■ **STATED PROBLEM**:
Leave out the pictures and copy every record exactly.

■ **MATERIAL**:
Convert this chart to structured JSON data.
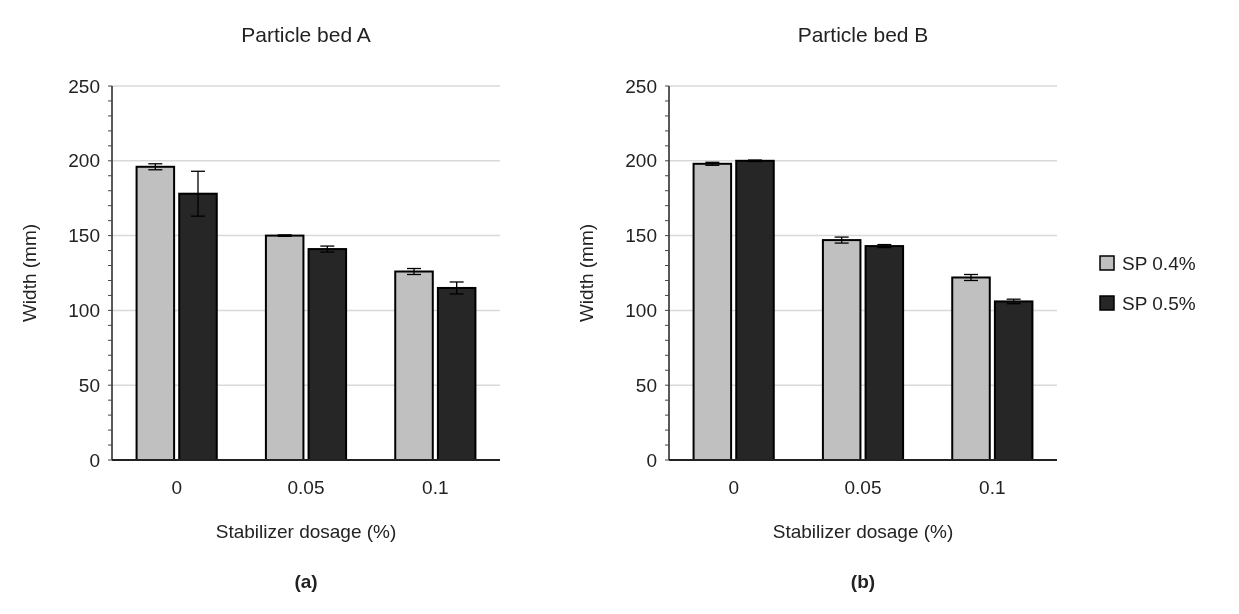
{
  "chart_data": [
    {
      "type": "bar",
      "title": "Particle bed A",
      "xlabel": "Stabilizer dosage (%)",
      "ylabel": "Width (mm)",
      "categories": [
        "0",
        "0.05",
        "0.1"
      ],
      "series": [
        {
          "color": "#c0c0c0",
          "values": [
            196,
            150,
            126
          ],
          "errors": [
            2,
            0.5,
            2
          ]
        },
        {
          "color": "#262626",
          "values": [
            178,
            141,
            115
          ],
          "errors": [
            15,
            2,
            4
          ]
        }
      ],
      "ylim": [
        0,
        250
      ],
      "yticks": [
        0,
        {
          "value": 10,
          "label": null
        },
        {
          "value": 20,
          "label": null
        },
        {
          "value": 30,
          "label": null
        },
        {
          "value": 40,
          "label": null
        },
        50,
        {
          "value": 60,
          "label": null
        },
        {
          "value": 70,
          "label": null
        },
        {
          "value": 80,
          "label": null
        },
        {
          "value": 90,
          "label": null
        },
        100,
        {
          "value": 110,
          "label": null
        },
        {
          "value": 120,
          "label": null
        },
        {
          "value": 130,
          "label": null
        },
        {
          "value": 140,
          "label": null
        },
        150,
        {
          "value": 160,
          "label": null
        },
        {
          "value": 170,
          "label": null
        },
        {
          "value": 180,
          "label": null
        },
        {
          "value": 190,
          "label": null
        },
        200,
        {
          "value": 210,
          "label": null
        },
        {
          "value": 220,
          "label": null
        },
        {
          "value": 230,
          "label": null
        },
        {
          "value": 240,
          "label": null
        },
        250
      ],
      "grid": "y",
      "legend": false,
      "annotations": [
        "(a)"
      ]
    },
    {
      "type": "bar",
      "title": "Particle bed B",
      "xlabel": "Stabilizer dosage (%)",
      "ylabel": "Width (mm)",
      "categories": [
        "0",
        "0.05",
        "0.1"
      ],
      "series": [
        {
          "name": "SP 0.4%",
          "color": "#c0c0c0",
          "values": [
            198,
            147,
            122
          ],
          "errors": [
            1,
            2,
            2
          ]
        },
        {
          "name": "SP 0.5%",
          "color": "#262626",
          "values": [
            200,
            143,
            106
          ],
          "errors": [
            0.5,
            1,
            1.5
          ]
        }
      ],
      "ylim": [
        0,
        250
      ],
      "yticks": [
        0,
        {
          "value": 10,
          "label": null
        },
        {
          "value": 20,
          "label": null
        },
        {
          "value": 30,
          "label": null
        },
        {
          "value": 40,
          "label": null
        },
        50,
        {
          "value": 60,
          "label": null
        },
        {
          "value": 70,
          "label": null
        },
        {
          "value": 80,
          "label": null
        },
        {
          "value": 90,
          "label": null
        },
        100,
        {
          "value": 110,
          "label": null
        },
        {
          "value": 120,
          "label": null
        },
        {
          "value": 130,
          "label": null
        },
        {
          "value": 140,
          "label": null
        },
        150,
        {
          "value": 160,
          "label": null
        },
        {
          "value": 170,
          "label": null
        },
        {
          "value": 180,
          "label": null
        },
        {
          "value": 190,
          "label": null
        },
        200,
        {
          "value": 210,
          "label": null
        },
        {
          "value": 220,
          "label": null
        },
        {
          "value": 230,
          "label": null
        },
        {
          "value": 240,
          "label": null
        },
        250
      ],
      "grid": "y",
      "legend": "right",
      "annotations": [
        "(b)"
      ]
    }
  ]
}
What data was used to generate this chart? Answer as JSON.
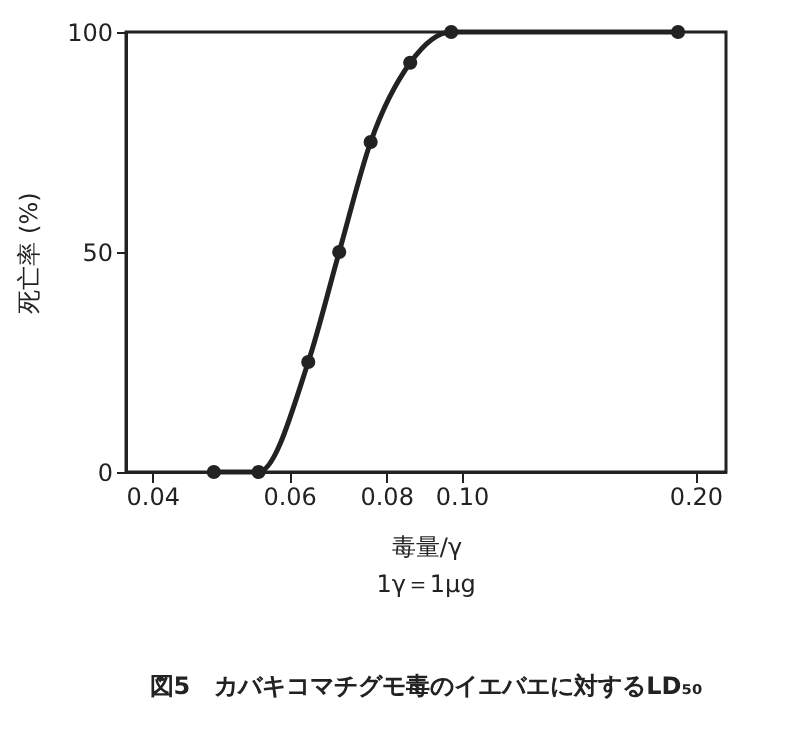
{
  "chart_data": {
    "type": "line",
    "title": "図5　カバキコマチグモ毒のイエバエに対するLD₅₀",
    "xlabel": "毒量/γ",
    "ylabel": "死亡率 (%)",
    "annotations": [
      "1γ＝1μg"
    ],
    "x": [
      0.048,
      0.0548,
      0.0635,
      0.0696,
      0.0764,
      0.0859,
      0.097,
      0.19
    ],
    "series": [
      {
        "color": "#222222",
        "values": [
          0,
          0,
          25,
          50,
          75,
          93,
          100,
          100
        ]
      }
    ],
    "log": "x",
    "xlim": [
      0.037,
      0.219
    ],
    "xticks": [
      0.04,
      0.06,
      0.08,
      {
        "value": 0.1,
        "label": "0.10"
      },
      {
        "value": 0.2,
        "label": "0.20"
      }
    ],
    "ylim": [
      0,
      100
    ],
    "yticks": [
      0,
      50,
      100
    ],
    "grid": false,
    "marker": "circle",
    "line_style": "solid"
  }
}
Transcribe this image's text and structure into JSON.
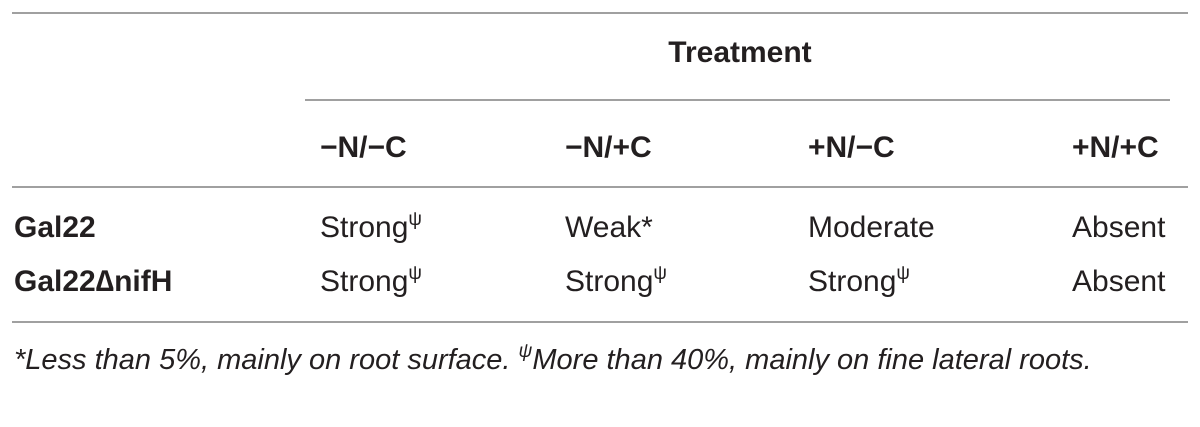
{
  "table": {
    "spanner": "Treatment",
    "columns": [
      "−N/−C",
      "−N/+C",
      "+N/−C",
      "+N/+C"
    ],
    "rows": [
      {
        "label": "Gal22",
        "cells": [
          {
            "text": "Strong",
            "sup": "ψ"
          },
          {
            "text": "Weak*"
          },
          {
            "text": "Moderate"
          },
          {
            "text": "Absent"
          }
        ]
      },
      {
        "label": "Gal22∆nifH",
        "cells": [
          {
            "text": "Strong",
            "sup": "ψ"
          },
          {
            "text": "Strong",
            "sup": "ψ"
          },
          {
            "text": "Strong",
            "sup": "ψ"
          },
          {
            "text": "Absent"
          }
        ]
      }
    ],
    "footnote": [
      "*Less than 5%, mainly on root surface. ",
      "ψ",
      "More than 40%, mainly on fine lateral roots."
    ]
  }
}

■ **RESULT**:
Convert this chart to structured JSON data.
{
  "chart_data": [
    {
      "type": "bar",
      "title": "Particle bed A",
      "xlabel": "Stabilizer dosage (%)",
      "ylabel": "Width (mm)",
      "categories": [
        "0",
        "0.05",
        "0.1"
      ],
      "series": [
        {
          "color": "#c0c0c0",
          "values": [
            196,
            150,
            126
          ],
          "errors": [
            2,
            0.5,
            2
          ]
        },
        {
          "color": "#262626",
          "values": [
            178,
            141,
            115
          ],
          "errors": [
            15,
            2,
            4
          ]
        }
      ],
      "ylim": [
        0,
        250
      ],
      "yticks": [
        0,
        {
          "value": 10,
          "label": null
        },
        {
          "value": 20,
          "label": null
        },
        {
          "value": 30,
          "label": null
        },
        {
          "value": 40,
          "label": null
        },
        50,
        {
          "value": 60,
          "label": null
        },
        {
          "value": 70,
          "label": null
        },
        {
          "value": 80,
          "label": null
        },
        {
          "value": 90,
          "label": null
        },
        100,
        {
          "value": 110,
          "label": null
        },
        {
          "value": 120,
          "label": null
        },
        {
          "value": 130,
          "label": null
        },
        {
          "value": 140,
          "label": null
        },
        150,
        {
          "value": 160,
          "label": null
        },
        {
          "value": 170,
          "label": null
        },
        {
          "value": 180,
          "label": null
        },
        {
          "value": 190,
          "label": null
        },
        200,
        {
          "value": 210,
          "label": null
        },
        {
          "value": 220,
          "label": null
        },
        {
          "value": 230,
          "label": null
        },
        {
          "value": 240,
          "label": null
        },
        250
      ],
      "grid": "y",
      "legend": false,
      "annotations": [
        "(a)"
      ]
    },
    {
      "type": "bar",
      "title": "Particle bed B",
      "xlabel": "Stabilizer dosage (%)",
      "ylabel": "Width (mm)",
      "categories": [
        "0",
        "0.05",
        "0.1"
      ],
      "series": [
        {
          "name": "SP 0.4%",
          "color": "#c0c0c0",
          "values": [
            198,
            147,
            122
          ],
          "errors": [
            1,
            2,
            2
          ]
        },
        {
          "name": "SP 0.5%",
          "color": "#262626",
          "values": [
            200,
            143,
            106
          ],
          "errors": [
            0.5,
            1,
            1.5
          ]
        }
      ],
      "ylim": [
        0,
        250
      ],
      "yticks": [
        0,
        {
          "value": 10,
          "label": null
        },
        {
          "value": 20,
          "label": null
        },
        {
          "value": 30,
          "label": null
        },
        {
          "value": 40,
          "label": null
        },
        50,
        {
          "value": 60,
          "label": null
        },
        {
          "value": 70,
          "label": null
        },
        {
          "value": 80,
          "label": null
        },
        {
          "value": 90,
          "label": null
        },
        100,
        {
          "value": 110,
          "label": null
        },
        {
          "value": 120,
          "label": null
        },
        {
          "value": 130,
          "label": null
        },
        {
          "value": 140,
          "label": null
        },
        150,
        {
          "value": 160,
          "label": null
        },
        {
          "value": 170,
          "label": null
        },
        {
          "value": 180,
          "label": null
        },
        {
          "value": 190,
          "label": null
        },
        200,
        {
          "value": 210,
          "label": null
        },
        {
          "value": 220,
          "label": null
        },
        {
          "value": 230,
          "label": null
        },
        {
          "value": 240,
          "label": null
        },
        250
      ],
      "grid": "y",
      "legend": "right",
      "annotations": [
        "(b)"
      ]
    }
  ]
}
What data was used to generate this chart? Answer as JSON.
{
  "chart_data": {
    "type": "line",
    "title": "図5　カバキコマチグモ毒のイエバエに対するLD₅₀",
    "xlabel": "毒量/γ",
    "ylabel": "死亡率 (%)",
    "annotations": [
      "1γ＝1μg"
    ],
    "x": [
      0.048,
      0.0548,
      0.0635,
      0.0696,
      0.0764,
      0.0859,
      0.097,
      0.19
    ],
    "series": [
      {
        "color": "#222222",
        "values": [
          0,
          0,
          25,
          50,
          75,
          93,
          100,
          100
        ]
      }
    ],
    "log": "x",
    "xlim": [
      0.037,
      0.219
    ],
    "xticks": [
      0.04,
      0.06,
      0.08,
      {
        "value": 0.1,
        "label": "0.10"
      },
      {
        "value": 0.2,
        "label": "0.20"
      }
    ],
    "ylim": [
      0,
      100
    ],
    "yticks": [
      0,
      50,
      100
    ],
    "grid": false,
    "marker": "circle",
    "line_style": "solid"
  }
}
Transcribe this image's text and structure into JSON.
{
  "table": {
    "spanner": "Treatment",
    "columns": [
      "−N/−C",
      "−N/+C",
      "+N/−C",
      "+N/+C"
    ],
    "rows": [
      {
        "label": "Gal22",
        "cells": [
          {
            "text": "Strong",
            "sup": "ψ"
          },
          {
            "text": "Weak*"
          },
          {
            "text": "Moderate"
          },
          {
            "text": "Absent"
          }
        ]
      },
      {
        "label": "Gal22∆nifH",
        "cells": [
          {
            "text": "Strong",
            "sup": "ψ"
          },
          {
            "text": "Strong",
            "sup": "ψ"
          },
          {
            "text": "Strong",
            "sup": "ψ"
          },
          {
            "text": "Absent"
          }
        ]
      }
    ],
    "footnote": [
      "*Less than 5%, mainly on root surface. ",
      "ψ",
      "More than 40%, mainly on fine lateral roots."
    ]
  }
}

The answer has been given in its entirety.